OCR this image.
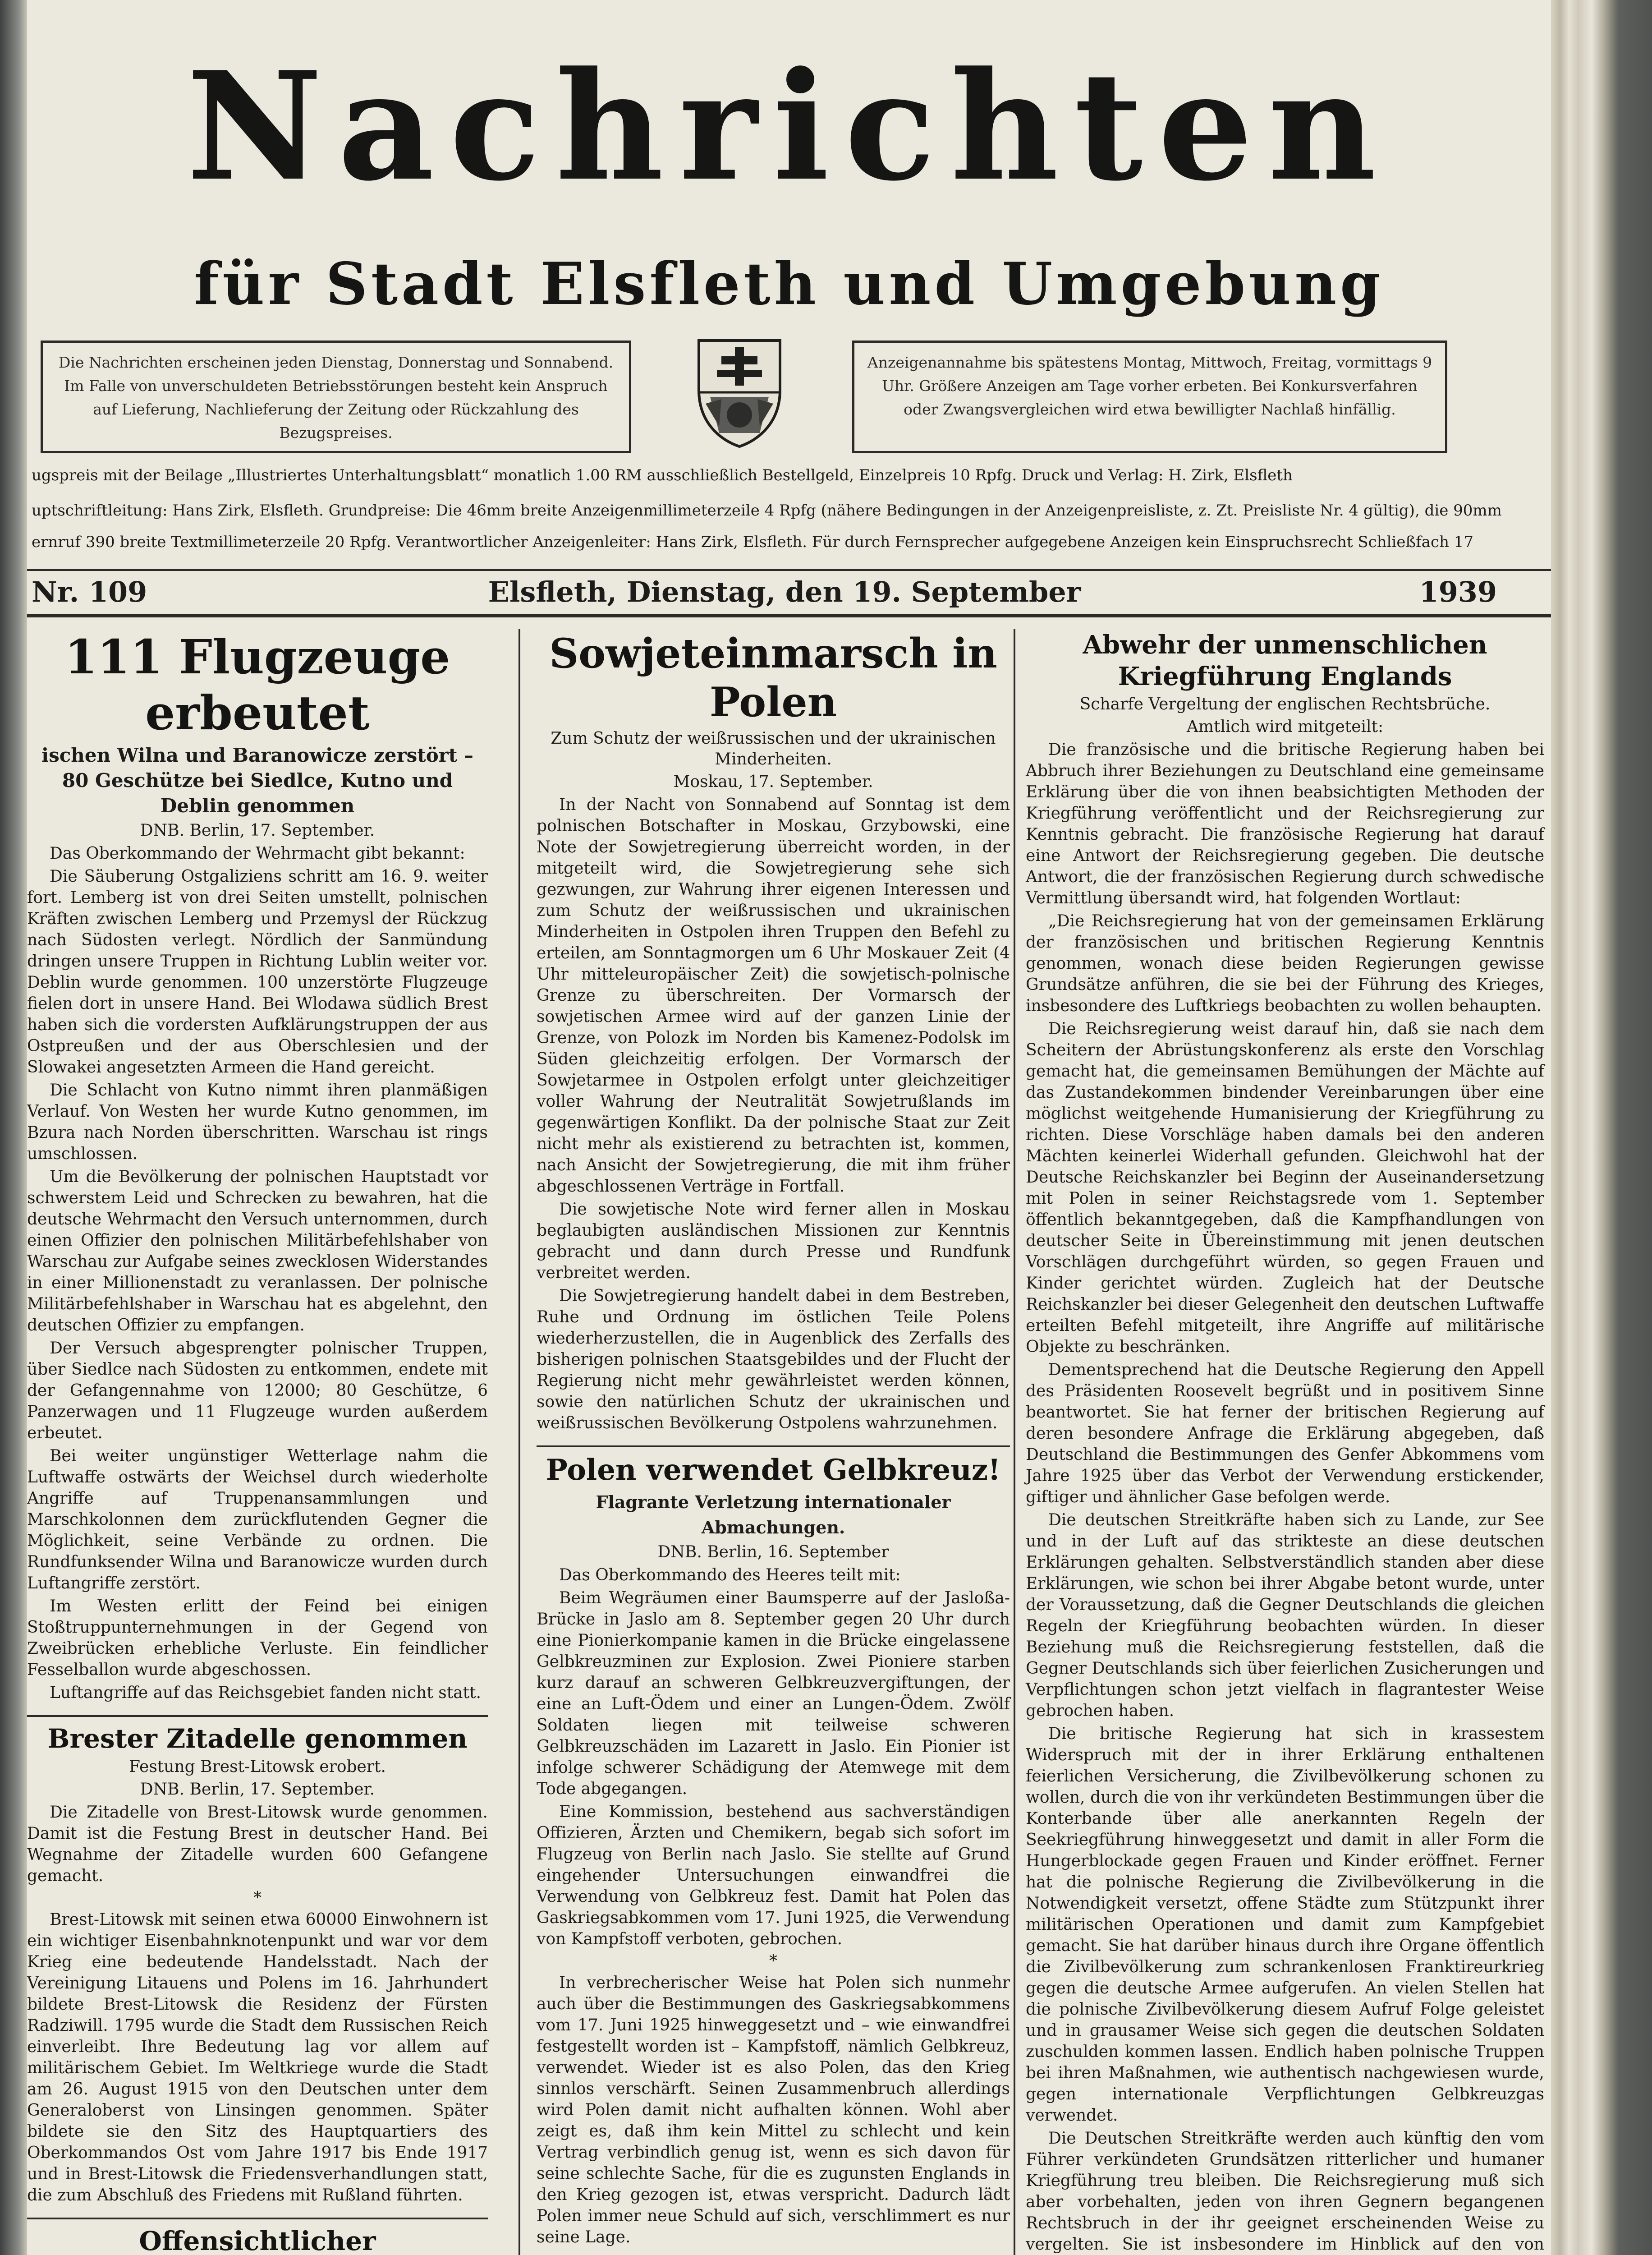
Nachrichten
für Stadt Elsfleth und Umgebung
Die Nachrichten erscheinen jeden Dienstag, Donnerstag und Sonnabend. Im Falle von unverschuldeten Betriebsstörungen besteht kein Anspruch auf Lieferung, Nachlieferung der Zeitung oder Rückzahlung des Bezugspreises.
Anzeigenannahme bis spätestens Montag, Mittwoch, Freitag, vormittags 9 Uhr. Größere Anzeigen am Tage vorher erbeten. Bei Konkursverfahren oder Zwangsvergleichen wird etwa bewilligter Nachlaß hinfällig.
ugspreis mit der Beilage „Illustriertes Unterhaltungsblatt“ monatlich 1.00 RM ausschließlich Bestellgeld, Einzelpreis 10 Rpfg. Druck und Verlag: H. Zirk, Elsfleth
uptschriftleitung: Hans Zirk, Elsfleth. Grundpreise: Die 46mm breite Anzeigenmillimeterzeile 4 Rpfg (nähere Bedingungen in der Anzeigenpreisliste, z. Zt. Preisliste Nr. 4 gültig), die 90mm
ernruf 390 breite Textmillimeterzeile 20 Rpfg. Verantwortlicher Anzeigenleiter: Hans Zirk, Elsfleth. Für durch Fernsprecher aufgegebene Anzeigen kein Einspruchsrecht Schließfach 17
Nr. 109	Elsfleth, Dienstag, den 19. September	1939
111 Flugzeuge erbeutet
ischen Wilna und Baranowicze zerstört – 80 Geschütze bei Siedlce, Kutno und Deblin genommen
DNB. Berlin, 17. September.

Das Oberkommando der Wehrmacht gibt bekannt:

Die Säuberung Ostgaliziens schritt am 16. 9. weiter fort. Lemberg ist von drei Seiten umstellt, polnischen Kräften zwischen Lemberg und Przemysl der Rückzug nach Südosten verlegt. Nördlich der Sanmündung dringen unsere Truppen in Richtung Lublin weiter vor. Deblin wurde genommen. 100 unzerstörte Flugzeuge fielen dort in unsere Hand. Bei Wlodawa südlich Brest haben sich die vordersten Aufklärungstruppen der aus Ostpreußen und der aus Oberschlesien und der Slowakei angesetzten Armeen die Hand gereicht.

Die Schlacht von Kutno nimmt ihren planmäßigen Verlauf. Von Westen her wurde Kutno genommen, im Bzura nach Norden überschritten. Warschau ist rings umschlossen.

Um die Bevölkerung der polnischen Hauptstadt vor schwerstem Leid und Schrecken zu bewahren, hat die deutsche Wehrmacht den Versuch unternommen, durch einen Offizier den polnischen Militärbefehlshaber von Warschau zur Aufgabe seines zwecklosen Widerstandes in einer Millionenstadt zu veranlassen. Der polnische Militärbefehlshaber in Warschau hat es abgelehnt, den deutschen Offizier zu empfangen.

Der Versuch abgesprengter polnischer Truppen, über Siedlce nach Südosten zu entkommen, endete mit der Gefangennahme von 12000; 80 Geschütze, 6 Panzerwagen und 11 Flugzeuge wurden außerdem erbeutet.

Bei weiter ungünstiger Wetterlage nahm die Luftwaffe ostwärts der Weichsel durch wiederholte Angriffe auf Truppenansammlungen und Marschkolonnen dem zurückflutenden Gegner die Möglichkeit, seine Verbände zu ordnen. Die Rundfunksender Wilna und Baranowicze wurden durch Luftangriffe zerstört.

Im Westen erlitt der Feind bei einigen Stoßtruppunternehmungen in der Gegend von Zweibrücken erhebliche Verluste. Ein feindlicher Fesselballon wurde abgeschossen.

Luftangriffe auf das Reichsgebiet fanden nicht statt.

Brester Zitadelle genommen
Festung Brest-Litowsk erobert.
DNB. Berlin, 17. September.

Die Zitadelle von Brest-Litowsk wurde genommen. Damit ist die Festung Brest in deutscher Hand. Bei Wegnahme der Zitadelle wurden 600 Gefangene gemacht.

*

Brest-Litowsk mit seinen etwa 60000 Einwohnern ist ein wichtiger Eisenbahnknotenpunkt und war vor dem Krieg eine bedeutende Handelsstadt. Nach der Vereinigung Litauens und Polens im 16. Jahrhundert bildete Brest-Litowsk die Residenz der Fürsten Radziwill. 1795 wurde die Stadt dem Russischen Reich einverleibt. Ihre Bedeutung lag vor allem auf militärischem Gebiet. Im Weltkriege wurde die Stadt am 26. August 1915 von den Deutschen unter dem Generaloberst von Linsingen genommen. Später bildete sie den Sitz des Hauptquartiers des Oberkommandos Ost vom Jahre 1917 bis Ende 1917 und in Brest-Litowsk die Friedensverhandlungen statt, die zum Abschluß des Friedens mit Rußland führten.

Offensichtlicher

Sowjeteinmarsch in Polen
Zum Schutz der weißrussischen und der ukrainischen Minderheiten.
Moskau, 17. September.

In der Nacht von Sonnabend auf Sonntag ist dem polnischen Botschafter in Moskau, Grzybowski, eine Note der Sowjetregierung überreicht worden, in der mitgeteilt wird, die Sowjetregierung sehe sich gezwungen, zur Wahrung ihrer eigenen Interessen und zum Schutz der weißrussischen und ukrainischen Minderheiten in Ostpolen ihren Truppen den Befehl zu erteilen, am Sonntagmorgen um 6 Uhr Moskauer Zeit (4 Uhr mitteleuropäischer Zeit) die sowjetisch-polnische Grenze zu überschreiten. Der Vormarsch der sowjetischen Armee wird auf der ganzen Linie der Grenze, von Polozk im Norden bis Kamenez-Podolsk im Süden gleichzeitig erfolgen. Der Vormarsch der Sowjetarmee in Ostpolen erfolgt unter gleichzeitiger voller Wahrung der Neutralität Sowjetrußlands im gegenwärtigen Konflikt. Da der polnische Staat zur Zeit nicht mehr als existierend zu betrachten ist, kommen, nach Ansicht der Sowjetregierung, die mit ihm früher abgeschlossenen Verträge in Fortfall.

Die sowjetische Note wird ferner allen in Moskau beglaubigten ausländischen Missionen zur Kenntnis gebracht und dann durch Presse und Rundfunk verbreitet werden.

Die Sowjetregierung handelt dabei in dem Bestreben, Ruhe und Ordnung im östlichen Teile Polens wiederherzustellen, die in Augenblick des Zerfalls des bisherigen polnischen Staatsgebildes und der Flucht der Regierung nicht mehr gewährleistet werden können, sowie den natürlichen Schutz der ukrainischen und weißrussischen Bevölkerung Ostpolens wahrzunehmen.

Polen verwendet Gelbkreuz!
Flagrante Verletzung internationaler Abmachungen.
DNB. Berlin, 16. September

Das Oberkommando des Heeres teilt mit:

Beim Wegräumen einer Baumsperre auf der Jasloßa-Brücke in Jaslo am 8. September gegen 20 Uhr durch eine Pionierkompanie kamen in die Brücke eingelassene Gelbkreuzminen zur Explosion. Zwei Pioniere starben kurz darauf an schweren Gelbkreuzvergiftungen, der eine an Luft-Ödem und einer an Lungen-Ödem. Zwölf Soldaten liegen mit teilweise schweren Gelbkreuzschäden im Lazarett in Jaslo. Ein Pionier ist infolge schwerer Schädigung der Atemwege mit dem Tode abgegangen.

Eine Kommission, bestehend aus sachverständigen Offizieren, Ärzten und Chemikern, begab sich sofort im Flugzeug von Berlin nach Jaslo. Sie stellte auf Grund eingehender Untersuchungen einwandfrei die Verwendung von Gelbkreuz fest. Damit hat Polen das Gaskriegsabkommen vom 17. Juni 1925, die Verwendung von Kampfstoff verboten, gebrochen.

*

In verbrecherischer Weise hat Polen sich nunmehr auch über die Bestimmungen des Gaskriegsabkommens vom 17. Juni 1925 hinweggesetzt und – wie einwandfrei festgestellt worden ist – Kampfstoff, nämlich Gelbkreuz, verwendet. Wieder ist es also Polen, das den Krieg sinnlos verschärft. Seinen Zusammenbruch allerdings wird Polen damit nicht aufhalten können. Wohl aber zeigt es, daß ihm kein Mittel zu schlecht und kein Vertrag verbindlich genug ist, wenn es sich davon für seine schlechte Sache, für die es zugunsten Englands in den Krieg gezogen ist, etwas verspricht. Dadurch lädt Polen immer neue Schuld auf sich, verschlimmert es nur seine Lage.

Abwehr der unmenschlichen Kriegführung Englands
Scharfe Vergeltung der englischen Rechtsbrüche.
Amtlich wird mitgeteilt:

Die französische und die britische Regierung haben bei Abbruch ihrer Beziehungen zu Deutschland eine gemeinsame Erklärung über die von ihnen beabsichtigten Methoden der Kriegführung veröffentlicht und der Reichsregierung zur Kenntnis gebracht. Die französische Regierung hat darauf eine Antwort der Reichsregierung gegeben. Die deutsche Antwort, die der französischen Regierung durch schwedische Vermittlung übersandt wird, hat folgenden Wortlaut:

„Die Reichsregierung hat von der gemeinsamen Erklärung der französischen und britischen Regierung Kenntnis genommen, wonach diese beiden Regierungen gewisse Grundsätze anführen, die sie bei der Führung des Krieges, insbesondere des Luftkriegs beobachten zu wollen behaupten.

Die Reichsregierung weist darauf hin, daß sie nach dem Scheitern der Abrüstungskonferenz als erste den Vorschlag gemacht hat, die gemeinsamen Bemühungen der Mächte auf das Zustandekommen bindender Vereinbarungen über eine möglichst weitgehende Humanisierung der Kriegführung zu richten. Diese Vorschläge haben damals bei den anderen Mächten keinerlei Widerhall gefunden. Gleichwohl hat der Deutsche Reichskanzler bei Beginn der Auseinandersetzung mit Polen in seiner Reichstagsrede vom 1. September öffentlich bekanntgegeben, daß die Kampfhandlungen von deutscher Seite in Übereinstimmung mit jenen deutschen Vorschlägen durchgeführt würden, so gegen Frauen und Kinder gerichtet würden. Zugleich hat der Deutsche Reichskanzler bei dieser Gelegenheit den deutschen Luftwaffe erteilten Befehl mitgeteilt, ihre Angriffe auf militärische Objekte zu beschränken.

Dementsprechend hat die Deutsche Regierung den Appell des Präsidenten Roosevelt begrüßt und in positivem Sinne beantwortet. Sie hat ferner der britischen Regierung auf deren besondere Anfrage die Erklärung abgegeben, daß Deutschland die Bestimmungen des Genfer Abkommens vom Jahre 1925 über das Verbot der Verwendung erstickender, giftiger und ähnlicher Gase befolgen werde.

Die deutschen Streitkräfte haben sich zu Lande, zur See und in der Luft auf das strikteste an diese deutschen Erklärungen gehalten. Selbstverständlich standen aber diese Erklärungen, wie schon bei ihrer Abgabe betont wurde, unter der Voraussetzung, daß die Gegner Deutschlands die gleichen Regeln der Kriegführung beobachten würden. In dieser Beziehung muß die Reichsregierung feststellen, daß die Gegner Deutschlands sich über feierlichen Zusicherungen und Verpflichtungen schon jetzt vielfach in flagrantester Weise gebrochen haben.

Die britische Regierung hat sich in krassestem Widerspruch mit der in ihrer Erklärung enthaltenen feierlichen Versicherung, die Zivilbevölkerung schonen zu wollen, durch die von ihr verkündeten Bestimmungen über die Konterbande über alle anerkannten Regeln der Seekriegführung hinweggesetzt und damit in aller Form die Hungerblockade gegen Frauen und Kinder eröffnet. Ferner hat die polnische Regierung die Zivilbevölkerung in die Notwendigkeit versetzt, offene Städte zum Stützpunkt ihrer militärischen Operationen und damit zum Kampfgebiet gemacht. Sie hat darüber hinaus durch ihre Organe öffentlich die Zivilbevölkerung zum schrankenlosen Franktireurkrieg gegen die deutsche Armee aufgerufen. An vielen Stellen hat die polnische Zivilbevölkerung diesem Aufruf Folge geleistet und in grausamer Weise sich gegen die deutschen Soldaten zuschulden kommen lassen. Endlich haben polnische Truppen bei ihren Maßnahmen, wie authentisch nachgewiesen wurde, gegen internationale Verpflichtungen Gelbkreuzgas verwendet.

Die Deutschen Streitkräfte werden auch künftig den vom Führer verkündeten Grundsätzen ritterlicher und humaner Kriegführung treu bleiben. Die Reichsregierung muß sich aber vorbehalten, jeden von ihren Gegnern begangenen Rechtsbruch in der ihr geeignet erscheinenden Weise zu vergelten. Sie ist insbesondere im Hinblick auf den von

_Exercise instructions_
Copy out, from the material above, each line where the word "Kutno" is present.

_Solution for this problem_
ischen Wilna und Baranowicze zerstört – 80 Geschütze bei Siedlce, Kutno und Deblin genommen
Die Schlacht von Kutno nimmt ihren planmäßigen Verlauf. Von Westen her wurde Kutno genommen, im Bzura nach Norden überschritten. Warschau ist rings umschlossen.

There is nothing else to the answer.